Print the listing below in its entirety, character for character.

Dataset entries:
Start

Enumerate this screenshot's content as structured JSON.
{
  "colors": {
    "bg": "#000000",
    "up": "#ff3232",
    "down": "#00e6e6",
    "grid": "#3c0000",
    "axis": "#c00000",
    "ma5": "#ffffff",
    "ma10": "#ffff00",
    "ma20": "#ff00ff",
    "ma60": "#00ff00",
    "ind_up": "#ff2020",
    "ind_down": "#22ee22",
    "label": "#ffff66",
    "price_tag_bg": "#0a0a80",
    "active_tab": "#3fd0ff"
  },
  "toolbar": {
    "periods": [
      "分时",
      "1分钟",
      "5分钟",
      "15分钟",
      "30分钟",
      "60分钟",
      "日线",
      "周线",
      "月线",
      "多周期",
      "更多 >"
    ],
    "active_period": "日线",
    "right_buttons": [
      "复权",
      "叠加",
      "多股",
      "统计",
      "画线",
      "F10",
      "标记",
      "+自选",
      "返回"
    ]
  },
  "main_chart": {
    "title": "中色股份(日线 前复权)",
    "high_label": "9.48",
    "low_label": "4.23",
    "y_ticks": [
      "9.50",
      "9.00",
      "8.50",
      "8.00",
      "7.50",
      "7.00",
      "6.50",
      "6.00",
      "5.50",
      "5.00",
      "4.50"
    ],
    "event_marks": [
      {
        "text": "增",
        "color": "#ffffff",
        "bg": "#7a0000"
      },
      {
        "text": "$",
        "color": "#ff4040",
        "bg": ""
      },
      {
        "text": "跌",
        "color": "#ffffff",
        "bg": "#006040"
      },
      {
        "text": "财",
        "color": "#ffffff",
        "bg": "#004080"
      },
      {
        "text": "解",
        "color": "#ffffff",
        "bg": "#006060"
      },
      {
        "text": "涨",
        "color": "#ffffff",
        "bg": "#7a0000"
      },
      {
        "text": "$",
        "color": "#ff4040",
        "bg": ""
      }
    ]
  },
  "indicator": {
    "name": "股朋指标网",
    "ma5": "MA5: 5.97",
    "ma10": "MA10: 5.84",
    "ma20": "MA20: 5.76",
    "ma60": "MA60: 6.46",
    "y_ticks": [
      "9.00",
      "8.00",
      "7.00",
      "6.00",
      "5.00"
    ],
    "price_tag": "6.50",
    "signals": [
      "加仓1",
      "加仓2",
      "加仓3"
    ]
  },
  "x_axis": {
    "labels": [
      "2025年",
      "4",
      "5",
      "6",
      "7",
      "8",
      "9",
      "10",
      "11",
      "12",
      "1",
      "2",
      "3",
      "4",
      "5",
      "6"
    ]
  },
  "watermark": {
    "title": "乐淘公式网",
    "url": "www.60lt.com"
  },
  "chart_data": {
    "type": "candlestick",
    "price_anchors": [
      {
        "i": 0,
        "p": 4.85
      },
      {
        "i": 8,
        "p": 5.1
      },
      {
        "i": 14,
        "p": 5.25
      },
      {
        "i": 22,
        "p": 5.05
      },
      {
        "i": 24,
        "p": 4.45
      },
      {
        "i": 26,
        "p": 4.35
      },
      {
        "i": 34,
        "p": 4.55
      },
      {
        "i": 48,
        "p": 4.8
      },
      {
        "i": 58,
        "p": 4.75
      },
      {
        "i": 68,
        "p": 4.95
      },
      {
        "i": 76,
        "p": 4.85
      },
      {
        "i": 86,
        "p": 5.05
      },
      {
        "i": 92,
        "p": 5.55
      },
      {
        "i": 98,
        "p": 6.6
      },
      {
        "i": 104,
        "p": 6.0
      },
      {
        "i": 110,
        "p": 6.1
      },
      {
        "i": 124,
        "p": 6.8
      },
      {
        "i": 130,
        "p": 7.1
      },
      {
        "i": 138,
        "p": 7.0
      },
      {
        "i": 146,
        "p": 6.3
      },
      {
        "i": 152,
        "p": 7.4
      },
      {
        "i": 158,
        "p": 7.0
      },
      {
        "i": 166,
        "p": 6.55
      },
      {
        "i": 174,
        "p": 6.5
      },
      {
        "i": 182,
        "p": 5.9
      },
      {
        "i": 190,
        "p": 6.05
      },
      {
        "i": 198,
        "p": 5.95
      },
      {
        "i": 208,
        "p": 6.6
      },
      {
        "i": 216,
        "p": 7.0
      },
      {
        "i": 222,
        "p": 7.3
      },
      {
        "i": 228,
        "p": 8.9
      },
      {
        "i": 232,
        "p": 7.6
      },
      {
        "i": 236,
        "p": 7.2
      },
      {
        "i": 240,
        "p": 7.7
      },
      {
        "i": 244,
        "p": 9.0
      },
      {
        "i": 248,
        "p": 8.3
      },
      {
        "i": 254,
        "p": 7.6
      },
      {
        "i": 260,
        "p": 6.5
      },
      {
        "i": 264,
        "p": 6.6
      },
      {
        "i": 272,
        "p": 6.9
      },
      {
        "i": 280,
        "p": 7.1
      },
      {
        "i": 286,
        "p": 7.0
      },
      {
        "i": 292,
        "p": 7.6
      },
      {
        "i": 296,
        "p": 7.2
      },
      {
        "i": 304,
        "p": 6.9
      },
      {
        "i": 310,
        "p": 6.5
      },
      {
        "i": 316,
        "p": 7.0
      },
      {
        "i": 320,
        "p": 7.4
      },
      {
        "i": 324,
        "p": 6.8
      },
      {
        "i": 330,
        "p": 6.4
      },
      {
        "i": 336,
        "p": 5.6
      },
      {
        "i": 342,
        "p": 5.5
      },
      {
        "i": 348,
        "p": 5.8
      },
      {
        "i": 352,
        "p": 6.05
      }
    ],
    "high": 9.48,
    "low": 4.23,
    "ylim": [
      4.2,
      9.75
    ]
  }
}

End

§ Result:
Enumerate this screenshot's content as structured JSON.
{
  "colors": {
    "bg": "#000000",
    "up": "#ff3232",
    "down": "#00e6e6",
    "grid": "#3c0000",
    "axis": "#c00000",
    "ma5": "#ffffff",
    "ma10": "#ffff00",
    "ma20": "#ff00ff",
    "ma60": "#00ff00",
    "ind_up": "#ff2020",
    "ind_down": "#22ee22",
    "label": "#ffff66",
    "price_tag_bg": "#0a0a80",
    "active_tab": "#3fd0ff"
  },
  "toolbar": {
    "periods": [
      "分时",
      "1分钟",
      "5分钟",
      "15分钟",
      "30分钟",
      "60分钟",
      "日线",
      "周线",
      "月线",
      "多周期",
      "更多 >"
    ],
    "active_period": "日线",
    "right_buttons": [
      "复权",
      "叠加",
      "多股",
      "统计",
      "画线",
      "F10",
      "标记",
      "+自选",
      "返回"
    ]
  },
  "main_chart": {
    "title": "中色股份(日线 前复权)",
    "high_label": "9.48",
    "low_label": "4.23",
    "y_ticks": [
      "9.50",
      "9.00",
      "8.50",
      "8.00",
      "7.50",
      "7.00",
      "6.50",
      "6.00",
      "5.50",
      "5.00",
      "4.50"
    ],
    "event_marks": [
      {
        "text": "增",
        "color": "#ffffff",
        "bg": "#7a0000"
      },
      {
        "text": "$",
        "color": "#ff4040",
        "bg": ""
      },
      {
        "text": "跌",
        "color": "#ffffff",
        "bg": "#006040"
      },
      {
        "text": "财",
        "color": "#ffffff",
        "bg": "#004080"
      },
      {
        "text": "解",
        "color": "#ffffff",
        "bg": "#006060"
      },
      {
        "text": "涨",
        "color": "#ffffff",
        "bg": "#7a0000"
      },
      {
        "text": "$",
        "color": "#ff4040",
        "bg": ""
      }
    ]
  },
  "indicator": {
    "name": "股朋指标网",
    "ma5": "MA5: 5.97",
    "ma10": "MA10: 5.84",
    "ma20": "MA20: 5.76",
    "ma60": "MA60: 6.46",
    "y_ticks": [
      "9.00",
      "8.00",
      "7.00",
      "6.00",
      "5.00"
    ],
    "price_tag": "6.50",
    "signals": [
      "加仓1",
      "加仓2",
      "加仓3"
    ]
  },
  "x_axis": {
    "labels": [
      "2025年",
      "4",
      "5",
      "6",
      "7",
      "8",
      "9",
      "10",
      "11",
      "12",
      "1",
      "2",
      "3",
      "4",
      "5",
      "6"
    ]
  },
  "watermark": {
    "title": "乐淘公式网",
    "url": "www.60lt.com"
  },
  "chart_data": {
    "type": "candlestick",
    "price_anchors": [
      {
        "i": 0,
        "p": 4.85
      },
      {
        "i": 8,
        "p": 5.1
      },
      {
        "i": 14,
        "p": 5.25
      },
      {
        "i": 22,
        "p": 5.05
      },
      {
        "i": 24,
        "p": 4.45
      },
      {
        "i": 26,
        "p": 4.35
      },
      {
        "i": 34,
        "p": 4.55
      },
      {
        "i": 48,
        "p": 4.8
      },
      {
        "i": 58,
        "p": 4.75
      },
      {
        "i": 68,
        "p": 4.95
      },
      {
        "i": 76,
        "p": 4.85
      },
      {
        "i": 86,
        "p": 5.05
      },
      {
        "i": 92,
        "p": 5.55
      },
      {
        "i": 98,
        "p": 6.6
      },
      {
        "i": 104,
        "p": 6.0
      },
      {
        "i": 110,
        "p": 6.1
      },
      {
        "i": 124,
        "p": 6.8
      },
      {
        "i": 130,
        "p": 7.1
      },
      {
        "i": 138,
        "p": 7.0
      },
      {
        "i": 146,
        "p": 6.3
      },
      {
        "i": 152,
        "p": 7.4
      },
      {
        "i": 158,
        "p": 7.0
      },
      {
        "i": 166,
        "p": 6.55
      },
      {
        "i": 174,
        "p": 6.5
      },
      {
        "i": 182,
        "p": 5.9
      },
      {
        "i": 190,
        "p": 6.05
      },
      {
        "i": 198,
        "p": 5.95
      },
      {
        "i": 208,
        "p": 6.6
      },
      {
        "i": 216,
        "p": 7.0
      },
      {
        "i": 222,
        "p": 7.3
      },
      {
        "i": 228,
        "p": 8.9
      },
      {
        "i": 232,
        "p": 7.6
      },
      {
        "i": 236,
        "p": 7.2
      },
      {
        "i": 240,
        "p": 7.7
      },
      {
        "i": 244,
        "p": 9.0
      },
      {
        "i": 248,
        "p": 8.3
      },
      {
        "i": 254,
        "p": 7.6
      },
      {
        "i": 260,
        "p": 6.5
      },
      {
        "i": 264,
        "p": 6.6
      },
      {
        "i": 272,
        "p": 6.9
      },
      {
        "i": 280,
        "p": 7.1
      },
      {
        "i": 286,
        "p": 7.0
      },
      {
        "i": 292,
        "p": 7.6
      },
      {
        "i": 296,
        "p": 7.2
      },
      {
        "i": 304,
        "p": 6.9
      },
      {
        "i": 310,
        "p": 6.5
      },
      {
        "i": 316,
        "p": 7.0
      },
      {
        "i": 320,
        "p": 7.4
      },
      {
        "i": 324,
        "p": 6.8
      },
      {
        "i": 330,
        "p": 6.4
      },
      {
        "i": 336,
        "p": 5.6
      },
      {
        "i": 342,
        "p": 5.5
      },
      {
        "i": 348,
        "p": 5.8
      },
      {
        "i": 352,
        "p": 6.05
      }
    ],
    "high": 9.48,
    "low": 4.23,
    "ylim": [
      4.2,
      9.75
    ]
  }
}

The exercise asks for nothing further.